Task directions>
Reproduce every entry below precisely. Pictures are excluded from the copy.

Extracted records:
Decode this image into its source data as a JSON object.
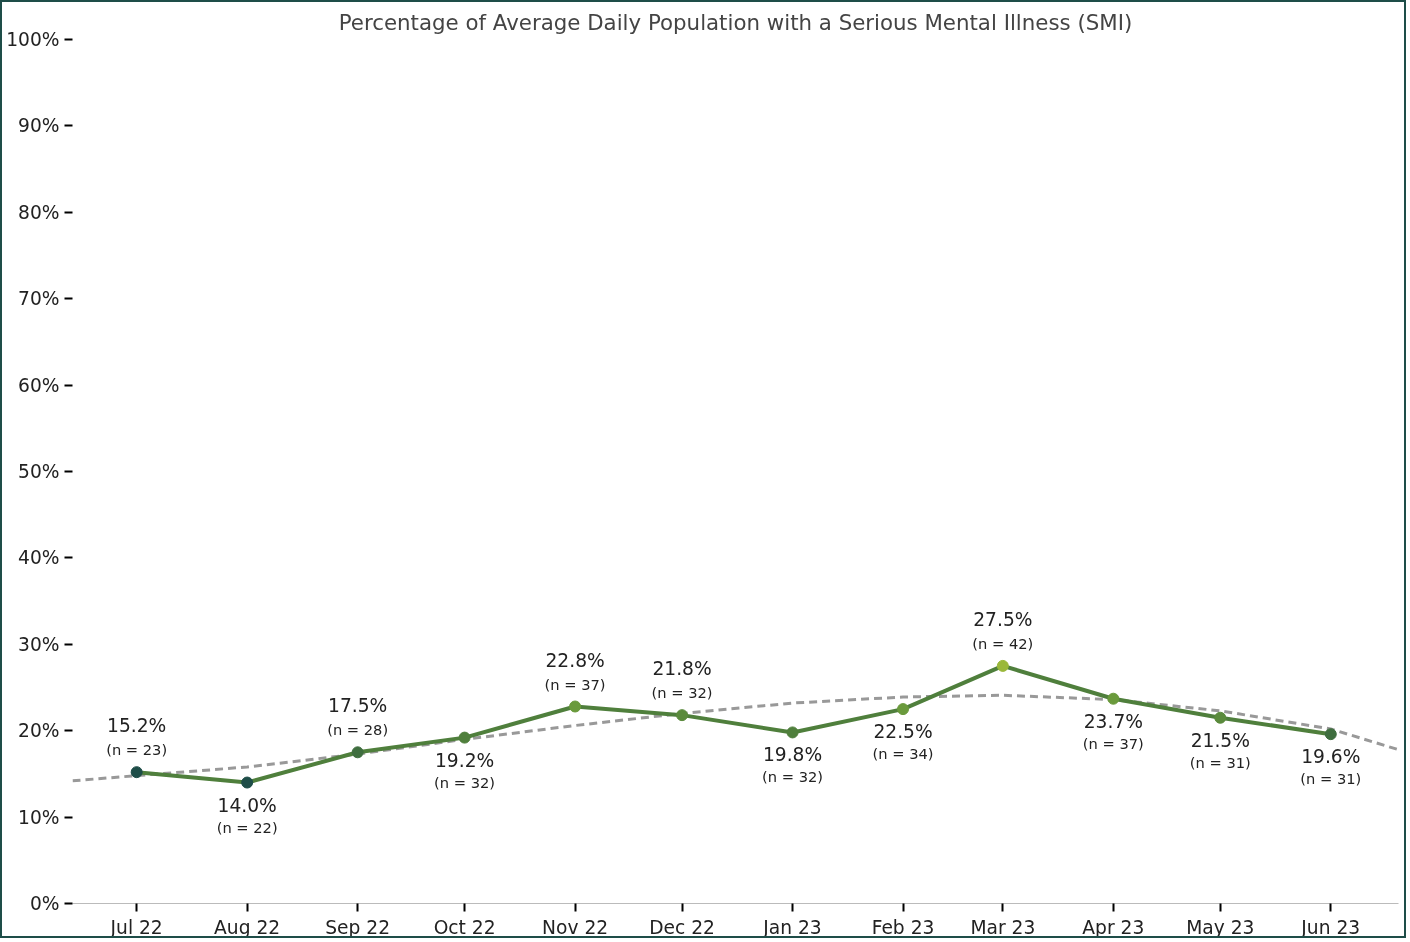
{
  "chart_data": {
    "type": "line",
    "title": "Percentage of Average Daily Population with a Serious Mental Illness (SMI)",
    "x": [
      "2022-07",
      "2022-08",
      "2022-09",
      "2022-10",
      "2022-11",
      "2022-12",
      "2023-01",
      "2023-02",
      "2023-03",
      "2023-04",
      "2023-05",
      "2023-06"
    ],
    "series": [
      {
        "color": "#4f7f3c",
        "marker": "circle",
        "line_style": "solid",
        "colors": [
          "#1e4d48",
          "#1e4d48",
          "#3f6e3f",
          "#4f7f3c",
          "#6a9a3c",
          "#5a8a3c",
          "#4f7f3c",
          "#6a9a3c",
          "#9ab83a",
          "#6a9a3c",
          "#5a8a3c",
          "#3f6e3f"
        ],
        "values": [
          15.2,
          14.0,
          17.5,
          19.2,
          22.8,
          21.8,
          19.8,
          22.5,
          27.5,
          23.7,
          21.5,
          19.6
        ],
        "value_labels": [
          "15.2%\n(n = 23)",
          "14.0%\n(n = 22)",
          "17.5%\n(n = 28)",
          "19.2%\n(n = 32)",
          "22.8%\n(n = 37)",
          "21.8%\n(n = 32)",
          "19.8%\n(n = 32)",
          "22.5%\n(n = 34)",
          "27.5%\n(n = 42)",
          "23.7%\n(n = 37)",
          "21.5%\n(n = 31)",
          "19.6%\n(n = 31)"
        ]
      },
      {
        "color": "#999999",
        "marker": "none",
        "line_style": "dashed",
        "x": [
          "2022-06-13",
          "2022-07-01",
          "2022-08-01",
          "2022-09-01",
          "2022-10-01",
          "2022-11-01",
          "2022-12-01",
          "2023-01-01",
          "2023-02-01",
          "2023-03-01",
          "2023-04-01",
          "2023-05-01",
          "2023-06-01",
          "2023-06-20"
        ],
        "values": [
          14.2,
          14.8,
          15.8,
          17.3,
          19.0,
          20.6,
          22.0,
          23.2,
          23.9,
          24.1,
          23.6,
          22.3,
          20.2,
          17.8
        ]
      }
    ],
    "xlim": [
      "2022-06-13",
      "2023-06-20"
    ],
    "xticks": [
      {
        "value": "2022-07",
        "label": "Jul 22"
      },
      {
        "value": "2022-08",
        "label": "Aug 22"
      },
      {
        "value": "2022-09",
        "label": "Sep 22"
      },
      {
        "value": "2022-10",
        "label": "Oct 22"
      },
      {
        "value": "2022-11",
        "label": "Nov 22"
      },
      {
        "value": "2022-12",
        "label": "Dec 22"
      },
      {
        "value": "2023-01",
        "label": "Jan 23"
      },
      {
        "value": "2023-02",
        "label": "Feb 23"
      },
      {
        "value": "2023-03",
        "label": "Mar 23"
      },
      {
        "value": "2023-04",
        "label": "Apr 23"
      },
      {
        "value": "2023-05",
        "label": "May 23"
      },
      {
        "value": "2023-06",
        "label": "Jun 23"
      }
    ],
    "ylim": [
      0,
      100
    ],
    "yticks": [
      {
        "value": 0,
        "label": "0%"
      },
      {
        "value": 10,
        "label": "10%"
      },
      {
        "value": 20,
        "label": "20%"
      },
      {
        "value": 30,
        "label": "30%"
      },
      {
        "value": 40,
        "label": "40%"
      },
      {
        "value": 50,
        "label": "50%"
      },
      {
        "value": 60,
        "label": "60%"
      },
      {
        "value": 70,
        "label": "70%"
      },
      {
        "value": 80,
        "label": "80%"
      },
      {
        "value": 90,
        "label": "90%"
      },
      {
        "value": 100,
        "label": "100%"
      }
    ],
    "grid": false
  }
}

Correct answer>
Decode this image into its source data as a JSON object.
{
  "chart_data": {
    "type": "line",
    "title": "Percentage of Average Daily Population with a Serious Mental Illness (SMI)",
    "x": [
      "2022-07",
      "2022-08",
      "2022-09",
      "2022-10",
      "2022-11",
      "2022-12",
      "2023-01",
      "2023-02",
      "2023-03",
      "2023-04",
      "2023-05",
      "2023-06"
    ],
    "series": [
      {
        "color": "#4f7f3c",
        "marker": "circle",
        "line_style": "solid",
        "colors": [
          "#1e4d48",
          "#1e4d48",
          "#3f6e3f",
          "#4f7f3c",
          "#6a9a3c",
          "#5a8a3c",
          "#4f7f3c",
          "#6a9a3c",
          "#9ab83a",
          "#6a9a3c",
          "#5a8a3c",
          "#3f6e3f"
        ],
        "values": [
          15.2,
          14.0,
          17.5,
          19.2,
          22.8,
          21.8,
          19.8,
          22.5,
          27.5,
          23.7,
          21.5,
          19.6
        ],
        "value_labels": [
          "15.2%\n(n = 23)",
          "14.0%\n(n = 22)",
          "17.5%\n(n = 28)",
          "19.2%\n(n = 32)",
          "22.8%\n(n = 37)",
          "21.8%\n(n = 32)",
          "19.8%\n(n = 32)",
          "22.5%\n(n = 34)",
          "27.5%\n(n = 42)",
          "23.7%\n(n = 37)",
          "21.5%\n(n = 31)",
          "19.6%\n(n = 31)"
        ]
      },
      {
        "color": "#999999",
        "marker": "none",
        "line_style": "dashed",
        "x": [
          "2022-06-13",
          "2022-07-01",
          "2022-08-01",
          "2022-09-01",
          "2022-10-01",
          "2022-11-01",
          "2022-12-01",
          "2023-01-01",
          "2023-02-01",
          "2023-03-01",
          "2023-04-01",
          "2023-05-01",
          "2023-06-01",
          "2023-06-20"
        ],
        "values": [
          14.2,
          14.8,
          15.8,
          17.3,
          19.0,
          20.6,
          22.0,
          23.2,
          23.9,
          24.1,
          23.6,
          22.3,
          20.2,
          17.8
        ]
      }
    ],
    "xlim": [
      "2022-06-13",
      "2023-06-20"
    ],
    "xticks": [
      {
        "value": "2022-07",
        "label": "Jul 22"
      },
      {
        "value": "2022-08",
        "label": "Aug 22"
      },
      {
        "value": "2022-09",
        "label": "Sep 22"
      },
      {
        "value": "2022-10",
        "label": "Oct 22"
      },
      {
        "value": "2022-11",
        "label": "Nov 22"
      },
      {
        "value": "2022-12",
        "label": "Dec 22"
      },
      {
        "value": "2023-01",
        "label": "Jan 23"
      },
      {
        "value": "2023-02",
        "label": "Feb 23"
      },
      {
        "value": "2023-03",
        "label": "Mar 23"
      },
      {
        "value": "2023-04",
        "label": "Apr 23"
      },
      {
        "value": "2023-05",
        "label": "May 23"
      },
      {
        "value": "2023-06",
        "label": "Jun 23"
      }
    ],
    "ylim": [
      0,
      100
    ],
    "yticks": [
      {
        "value": 0,
        "label": "0%"
      },
      {
        "value": 10,
        "label": "10%"
      },
      {
        "value": 20,
        "label": "20%"
      },
      {
        "value": 30,
        "label": "30%"
      },
      {
        "value": 40,
        "label": "40%"
      },
      {
        "value": 50,
        "label": "50%"
      },
      {
        "value": 60,
        "label": "60%"
      },
      {
        "value": 70,
        "label": "70%"
      },
      {
        "value": 80,
        "label": "80%"
      },
      {
        "value": 90,
        "label": "90%"
      },
      {
        "value": 100,
        "label": "100%"
      }
    ],
    "grid": false
  }
}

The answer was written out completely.